** START OF Provided data **

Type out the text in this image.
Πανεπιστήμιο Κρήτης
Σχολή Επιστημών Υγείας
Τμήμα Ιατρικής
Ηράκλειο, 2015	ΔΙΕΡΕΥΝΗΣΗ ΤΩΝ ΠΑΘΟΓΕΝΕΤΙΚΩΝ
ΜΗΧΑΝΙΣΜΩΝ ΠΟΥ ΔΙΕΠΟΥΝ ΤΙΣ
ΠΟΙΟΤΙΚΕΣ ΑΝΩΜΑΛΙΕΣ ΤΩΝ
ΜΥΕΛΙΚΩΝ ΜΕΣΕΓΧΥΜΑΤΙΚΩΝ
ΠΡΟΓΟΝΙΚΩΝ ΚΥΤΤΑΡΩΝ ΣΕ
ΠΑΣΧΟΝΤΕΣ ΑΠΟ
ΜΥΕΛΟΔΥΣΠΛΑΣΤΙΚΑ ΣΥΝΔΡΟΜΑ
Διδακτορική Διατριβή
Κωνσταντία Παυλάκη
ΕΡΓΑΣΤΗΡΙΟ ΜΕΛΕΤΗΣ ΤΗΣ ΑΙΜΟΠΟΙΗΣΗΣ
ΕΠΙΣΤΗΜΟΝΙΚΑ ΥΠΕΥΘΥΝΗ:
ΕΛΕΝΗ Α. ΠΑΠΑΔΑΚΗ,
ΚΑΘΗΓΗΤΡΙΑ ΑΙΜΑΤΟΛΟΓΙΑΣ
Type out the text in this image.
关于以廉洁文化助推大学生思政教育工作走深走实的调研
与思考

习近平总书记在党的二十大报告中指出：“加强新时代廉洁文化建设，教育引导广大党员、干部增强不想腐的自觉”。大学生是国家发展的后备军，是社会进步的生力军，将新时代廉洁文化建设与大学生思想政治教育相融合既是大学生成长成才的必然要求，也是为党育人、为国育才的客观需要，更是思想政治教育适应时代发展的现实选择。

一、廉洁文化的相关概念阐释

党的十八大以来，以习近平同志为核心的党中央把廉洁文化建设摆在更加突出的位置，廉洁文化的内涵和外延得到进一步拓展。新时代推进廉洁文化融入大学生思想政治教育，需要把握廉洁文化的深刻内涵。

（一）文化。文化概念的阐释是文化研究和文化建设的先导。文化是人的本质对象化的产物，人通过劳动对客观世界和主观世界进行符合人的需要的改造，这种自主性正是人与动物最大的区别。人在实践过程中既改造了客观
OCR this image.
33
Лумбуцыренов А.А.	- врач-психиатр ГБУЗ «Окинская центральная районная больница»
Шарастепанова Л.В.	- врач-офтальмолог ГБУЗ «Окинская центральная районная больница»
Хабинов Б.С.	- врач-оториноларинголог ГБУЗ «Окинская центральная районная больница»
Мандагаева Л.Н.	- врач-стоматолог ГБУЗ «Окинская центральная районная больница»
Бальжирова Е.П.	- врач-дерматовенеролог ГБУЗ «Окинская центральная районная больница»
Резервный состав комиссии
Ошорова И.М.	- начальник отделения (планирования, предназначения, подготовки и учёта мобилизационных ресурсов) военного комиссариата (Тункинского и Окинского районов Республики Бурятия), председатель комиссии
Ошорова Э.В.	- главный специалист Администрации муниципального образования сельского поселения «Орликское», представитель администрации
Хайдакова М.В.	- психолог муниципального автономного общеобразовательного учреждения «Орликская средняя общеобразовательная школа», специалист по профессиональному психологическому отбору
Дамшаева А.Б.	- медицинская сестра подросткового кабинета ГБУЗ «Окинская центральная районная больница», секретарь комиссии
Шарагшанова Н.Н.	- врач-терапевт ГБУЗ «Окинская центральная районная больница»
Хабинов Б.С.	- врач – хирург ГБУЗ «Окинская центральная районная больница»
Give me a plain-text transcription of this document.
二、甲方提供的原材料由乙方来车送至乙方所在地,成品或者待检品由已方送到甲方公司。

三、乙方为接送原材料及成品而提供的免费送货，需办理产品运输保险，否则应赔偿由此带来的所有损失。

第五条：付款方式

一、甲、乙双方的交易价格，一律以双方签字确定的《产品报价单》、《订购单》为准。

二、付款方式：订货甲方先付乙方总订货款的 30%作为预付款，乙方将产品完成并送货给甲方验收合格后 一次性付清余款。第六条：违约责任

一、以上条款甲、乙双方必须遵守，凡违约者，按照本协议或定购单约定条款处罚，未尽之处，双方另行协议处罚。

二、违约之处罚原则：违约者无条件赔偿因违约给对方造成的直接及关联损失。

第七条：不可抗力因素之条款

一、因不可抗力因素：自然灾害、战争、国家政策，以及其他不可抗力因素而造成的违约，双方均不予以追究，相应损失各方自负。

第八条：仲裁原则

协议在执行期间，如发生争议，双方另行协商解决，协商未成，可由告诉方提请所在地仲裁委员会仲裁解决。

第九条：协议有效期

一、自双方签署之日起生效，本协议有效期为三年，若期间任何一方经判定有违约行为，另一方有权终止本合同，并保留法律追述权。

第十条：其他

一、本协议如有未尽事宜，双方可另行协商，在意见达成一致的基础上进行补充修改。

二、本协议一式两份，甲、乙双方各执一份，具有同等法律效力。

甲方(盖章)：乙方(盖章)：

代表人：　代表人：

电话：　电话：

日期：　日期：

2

** END OF Provided data **

* **Goal**
From the line that contains "OCR this image." down to the last line of the listing above, repeat each line exactly, and include nothing else.

* **Task answer**
OCR this image.
33
Лумбуцыренов А.А.	- врач-психиатр ГБУЗ «Окинская центральная районная больница»
Шарастепанова Л.В.	- врач-офтальмолог ГБУЗ «Окинская центральная районная больница»
Хабинов Б.С.	- врач-оториноларинголог ГБУЗ «Окинская центральная районная больница»
Мандагаева Л.Н.	- врач-стоматолог ГБУЗ «Окинская центральная районная больница»
Бальжирова Е.П.	- врач-дерматовенеролог ГБУЗ «Окинская центральная районная больница»
Резервный состав комиссии
Ошорова И.М.	- начальник отделения (планирования, предназначения, подготовки и учёта мобилизационных ресурсов) военного комиссариата (Тункинского и Окинского районов Республики Бурятия), председатель комиссии
Ошорова Э.В.	- главный специалист Администрации муниципального образования сельского поселения «Орликское», представитель администрации
Хайдакова М.В.	- психолог муниципального автономного общеобразовательного учреждения «Орликская средняя общеобразовательная школа», специалист по профессиональному психологическому отбору
Дамшаева А.Б.	- медицинская сестра подросткового кабинета ГБУЗ «Окинская центральная районная больница», секретарь комиссии
Шарагшанова Н.Н.	- врач-терапевт ГБУЗ «Окинская центральная районная больница»
Хабинов Б.С.	- врач – хирург ГБУЗ «Окинская центральная районная больница»
Give me a plain-text transcription of this document.
二、甲方提供的原材料由乙方来车送至乙方所在地,成品或者待检品由已方送到甲方公司。

三、乙方为接送原材料及成品而提供的免费送货，需办理产品运输保险，否则应赔偿由此带来的所有损失。

第五条：付款方式

一、甲、乙双方的交易价格，一律以双方签字确定的《产品报价单》、《订购单》为准。

二、付款方式：订货甲方先付乙方总订货款的 30%作为预付款，乙方将产品完成并送货给甲方验收合格后 一次性付清余款。第六条：违约责任

一、以上条款甲、乙双方必须遵守，凡违约者，按照本协议或定购单约定条款处罚，未尽之处，双方另行协议处罚。

二、违约之处罚原则：违约者无条件赔偿因违约给对方造成的直接及关联损失。

第七条：不可抗力因素之条款

一、因不可抗力因素：自然灾害、战争、国家政策，以及其他不可抗力因素而造成的违约，双方均不予以追究，相应损失各方自负。

第八条：仲裁原则

协议在执行期间，如发生争议，双方另行协商解决，协商未成，可由告诉方提请所在地仲裁委员会仲裁解决。

第九条：协议有效期

一、自双方签署之日起生效，本协议有效期为三年，若期间任何一方经判定有违约行为，另一方有权终止本合同，并保留法律追述权。

第十条：其他

一、本协议如有未尽事宜，双方可另行协商，在意见达成一致的基础上进行补充修改。

二、本协议一式两份，甲、乙双方各执一份，具有同等法律效力。

甲方(盖章)：乙方(盖章)：

代表人：　代表人：

电话：　电话：

日期：　日期：

2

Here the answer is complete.